YOUR TASK | Word for word, quote all of the material, omitting the pictures.

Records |
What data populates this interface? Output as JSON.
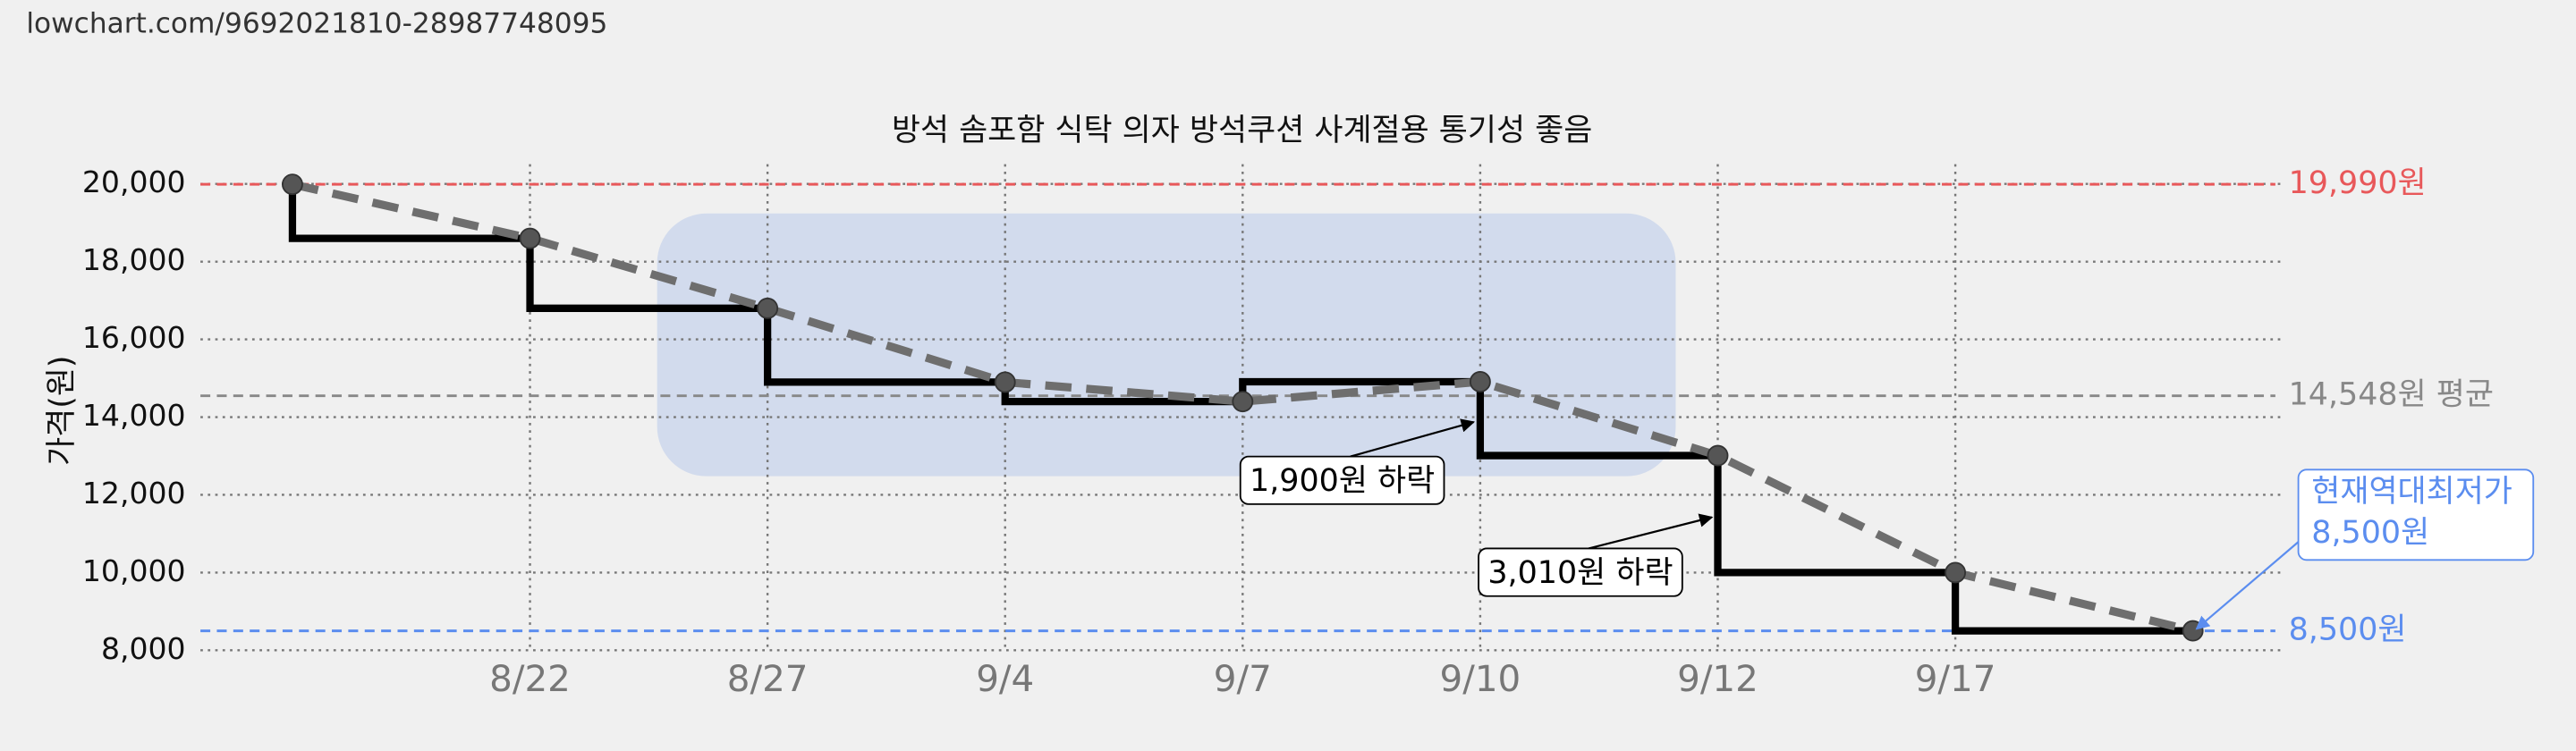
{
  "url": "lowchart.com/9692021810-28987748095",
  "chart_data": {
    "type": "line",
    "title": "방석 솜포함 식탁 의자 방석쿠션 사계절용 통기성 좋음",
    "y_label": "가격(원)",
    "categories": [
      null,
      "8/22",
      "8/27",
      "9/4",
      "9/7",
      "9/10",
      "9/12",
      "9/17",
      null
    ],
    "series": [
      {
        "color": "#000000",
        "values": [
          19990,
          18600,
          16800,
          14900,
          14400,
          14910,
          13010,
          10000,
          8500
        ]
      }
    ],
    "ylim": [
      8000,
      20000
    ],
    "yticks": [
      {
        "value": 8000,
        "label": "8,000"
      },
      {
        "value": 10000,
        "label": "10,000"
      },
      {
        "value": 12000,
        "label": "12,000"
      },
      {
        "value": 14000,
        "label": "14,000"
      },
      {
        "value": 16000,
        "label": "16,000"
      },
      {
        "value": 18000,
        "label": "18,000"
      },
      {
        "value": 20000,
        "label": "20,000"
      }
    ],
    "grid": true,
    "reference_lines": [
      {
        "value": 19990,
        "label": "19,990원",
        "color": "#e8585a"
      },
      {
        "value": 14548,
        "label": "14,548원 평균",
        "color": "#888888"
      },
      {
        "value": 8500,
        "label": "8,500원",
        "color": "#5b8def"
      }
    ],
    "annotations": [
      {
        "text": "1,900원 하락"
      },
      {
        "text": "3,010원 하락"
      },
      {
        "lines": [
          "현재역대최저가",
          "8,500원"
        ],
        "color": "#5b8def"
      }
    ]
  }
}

ANSWER |
What data populates this interface? Output as JSON.
{
  "url": "lowchart.com/9692021810-28987748095",
  "chart_data": {
    "type": "line",
    "title": "방석 솜포함 식탁 의자 방석쿠션 사계절용 통기성 좋음",
    "y_label": "가격(원)",
    "categories": [
      null,
      "8/22",
      "8/27",
      "9/4",
      "9/7",
      "9/10",
      "9/12",
      "9/17",
      null
    ],
    "series": [
      {
        "color": "#000000",
        "values": [
          19990,
          18600,
          16800,
          14900,
          14400,
          14910,
          13010,
          10000,
          8500
        ]
      }
    ],
    "ylim": [
      8000,
      20000
    ],
    "yticks": [
      {
        "value": 8000,
        "label": "8,000"
      },
      {
        "value": 10000,
        "label": "10,000"
      },
      {
        "value": 12000,
        "label": "12,000"
      },
      {
        "value": 14000,
        "label": "14,000"
      },
      {
        "value": 16000,
        "label": "16,000"
      },
      {
        "value": 18000,
        "label": "18,000"
      },
      {
        "value": 20000,
        "label": "20,000"
      }
    ],
    "grid": true,
    "reference_lines": [
      {
        "value": 19990,
        "label": "19,990원",
        "color": "#e8585a"
      },
      {
        "value": 14548,
        "label": "14,548원 평균",
        "color": "#888888"
      },
      {
        "value": 8500,
        "label": "8,500원",
        "color": "#5b8def"
      }
    ],
    "annotations": [
      {
        "text": "1,900원 하락"
      },
      {
        "text": "3,010원 하락"
      },
      {
        "lines": [
          "현재역대최저가",
          "8,500원"
        ],
        "color": "#5b8def"
      }
    ]
  }
}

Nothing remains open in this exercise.